* START Materials provided *

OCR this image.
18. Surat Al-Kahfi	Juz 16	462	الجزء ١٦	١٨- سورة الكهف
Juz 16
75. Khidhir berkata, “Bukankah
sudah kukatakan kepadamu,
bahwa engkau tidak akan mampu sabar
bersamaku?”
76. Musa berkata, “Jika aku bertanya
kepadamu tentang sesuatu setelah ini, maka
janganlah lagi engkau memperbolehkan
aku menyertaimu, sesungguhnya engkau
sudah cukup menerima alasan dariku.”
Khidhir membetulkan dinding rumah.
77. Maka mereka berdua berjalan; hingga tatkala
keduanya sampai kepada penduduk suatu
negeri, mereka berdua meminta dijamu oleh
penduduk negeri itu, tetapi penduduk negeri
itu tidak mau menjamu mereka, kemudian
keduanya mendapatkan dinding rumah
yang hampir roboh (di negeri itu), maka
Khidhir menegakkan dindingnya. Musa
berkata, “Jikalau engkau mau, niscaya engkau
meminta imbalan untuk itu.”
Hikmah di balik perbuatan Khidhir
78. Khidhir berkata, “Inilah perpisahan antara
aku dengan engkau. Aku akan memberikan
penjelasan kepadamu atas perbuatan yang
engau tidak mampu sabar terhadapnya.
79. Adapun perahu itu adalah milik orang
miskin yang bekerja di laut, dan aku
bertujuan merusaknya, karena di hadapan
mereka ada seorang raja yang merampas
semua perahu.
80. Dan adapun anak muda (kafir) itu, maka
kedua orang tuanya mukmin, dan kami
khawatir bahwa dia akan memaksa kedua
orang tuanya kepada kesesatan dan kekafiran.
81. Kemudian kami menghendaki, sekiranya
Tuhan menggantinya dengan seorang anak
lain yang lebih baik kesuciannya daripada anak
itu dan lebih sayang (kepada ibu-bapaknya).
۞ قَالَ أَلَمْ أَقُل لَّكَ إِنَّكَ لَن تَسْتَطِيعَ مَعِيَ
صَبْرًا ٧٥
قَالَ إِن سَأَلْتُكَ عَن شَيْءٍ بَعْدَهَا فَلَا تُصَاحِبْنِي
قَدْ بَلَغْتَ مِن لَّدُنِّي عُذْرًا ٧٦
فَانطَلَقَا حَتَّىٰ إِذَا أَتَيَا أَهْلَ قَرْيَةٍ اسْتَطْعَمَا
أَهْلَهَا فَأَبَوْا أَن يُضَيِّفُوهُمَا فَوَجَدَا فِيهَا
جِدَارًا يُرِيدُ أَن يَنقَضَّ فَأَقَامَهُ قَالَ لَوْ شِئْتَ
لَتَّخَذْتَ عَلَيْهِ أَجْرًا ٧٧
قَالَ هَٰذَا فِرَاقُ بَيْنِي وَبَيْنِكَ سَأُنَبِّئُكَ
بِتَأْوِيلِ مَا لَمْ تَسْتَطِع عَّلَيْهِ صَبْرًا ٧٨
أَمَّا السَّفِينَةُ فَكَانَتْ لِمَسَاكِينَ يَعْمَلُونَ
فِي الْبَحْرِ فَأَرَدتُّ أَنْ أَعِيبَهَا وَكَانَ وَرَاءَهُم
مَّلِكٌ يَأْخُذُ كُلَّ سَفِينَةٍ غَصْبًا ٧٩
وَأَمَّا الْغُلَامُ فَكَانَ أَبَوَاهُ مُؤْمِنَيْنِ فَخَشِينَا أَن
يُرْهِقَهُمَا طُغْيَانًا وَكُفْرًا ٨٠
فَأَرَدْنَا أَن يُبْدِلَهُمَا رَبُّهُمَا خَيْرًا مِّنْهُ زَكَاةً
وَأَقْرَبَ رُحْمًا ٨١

* END Materials provided *

= Goal =
Quote each line above in full, word for word.

= Response to the exercise =
OCR this image.
18. Surat Al-Kahfi	Juz 16	462	الجزء ١٦	١٨- سورة الكهف
Juz 16
75. Khidhir berkata, “Bukankah
sudah kukatakan kepadamu,
bahwa engkau tidak akan mampu sabar
bersamaku?”
76. Musa berkata, “Jika aku bertanya
kepadamu tentang sesuatu setelah ini, maka
janganlah lagi engkau memperbolehkan
aku menyertaimu, sesungguhnya engkau
sudah cukup menerima alasan dariku.”
Khidhir membetulkan dinding rumah.
77. Maka mereka berdua berjalan; hingga tatkala
keduanya sampai kepada penduduk suatu
negeri, mereka berdua meminta dijamu oleh
penduduk negeri itu, tetapi penduduk negeri
itu tidak mau menjamu mereka, kemudian
keduanya mendapatkan dinding rumah
yang hampir roboh (di negeri itu), maka
Khidhir menegakkan dindingnya. Musa
berkata, “Jikalau engkau mau, niscaya engkau
meminta imbalan untuk itu.”
Hikmah di balik perbuatan Khidhir
78. Khidhir berkata, “Inilah perpisahan antara
aku dengan engkau. Aku akan memberikan
penjelasan kepadamu atas perbuatan yang
engau tidak mampu sabar terhadapnya.
79. Adapun perahu itu adalah milik orang
miskin yang bekerja di laut, dan aku
bertujuan merusaknya, karena di hadapan
mereka ada seorang raja yang merampas
semua perahu.
80. Dan adapun anak muda (kafir) itu, maka
kedua orang tuanya mukmin, dan kami
khawatir bahwa dia akan memaksa kedua
orang tuanya kepada kesesatan dan kekafiran.
81. Kemudian kami menghendaki, sekiranya
Tuhan menggantinya dengan seorang anak
lain yang lebih baik kesuciannya daripada anak
itu dan lebih sayang (kepada ibu-bapaknya).
۞ قَالَ أَلَمْ أَقُل لَّكَ إِنَّكَ لَن تَسْتَطِيعَ مَعِيَ
صَبْرًا ٧٥
قَالَ إِن سَأَلْتُكَ عَن شَيْءٍ بَعْدَهَا فَلَا تُصَاحِبْنِي
قَدْ بَلَغْتَ مِن لَّدُنِّي عُذْرًا ٧٦
فَانطَلَقَا حَتَّىٰ إِذَا أَتَيَا أَهْلَ قَرْيَةٍ اسْتَطْعَمَا
أَهْلَهَا فَأَبَوْا أَن يُضَيِّفُوهُمَا فَوَجَدَا فِيهَا
جِدَارًا يُرِيدُ أَن يَنقَضَّ فَأَقَامَهُ قَالَ لَوْ شِئْتَ
لَتَّخَذْتَ عَلَيْهِ أَجْرًا ٧٧
قَالَ هَٰذَا فِرَاقُ بَيْنِي وَبَيْنِكَ سَأُنَبِّئُكَ
بِتَأْوِيلِ مَا لَمْ تَسْتَطِع عَّلَيْهِ صَبْرًا ٧٨
أَمَّا السَّفِينَةُ فَكَانَتْ لِمَسَاكِينَ يَعْمَلُونَ
فِي الْبَحْرِ فَأَرَدتُّ أَنْ أَعِيبَهَا وَكَانَ وَرَاءَهُم
مَّلِكٌ يَأْخُذُ كُلَّ سَفِينَةٍ غَصْبًا ٧٩
وَأَمَّا الْغُلَامُ فَكَانَ أَبَوَاهُ مُؤْمِنَيْنِ فَخَشِينَا أَن
يُرْهِقَهُمَا طُغْيَانًا وَكُفْرًا ٨٠
فَأَرَدْنَا أَن يُبْدِلَهُمَا رَبُّهُمَا خَيْرًا مِّنْهُ زَكَاةً
وَأَقْرَبَ رُحْمًا ٨١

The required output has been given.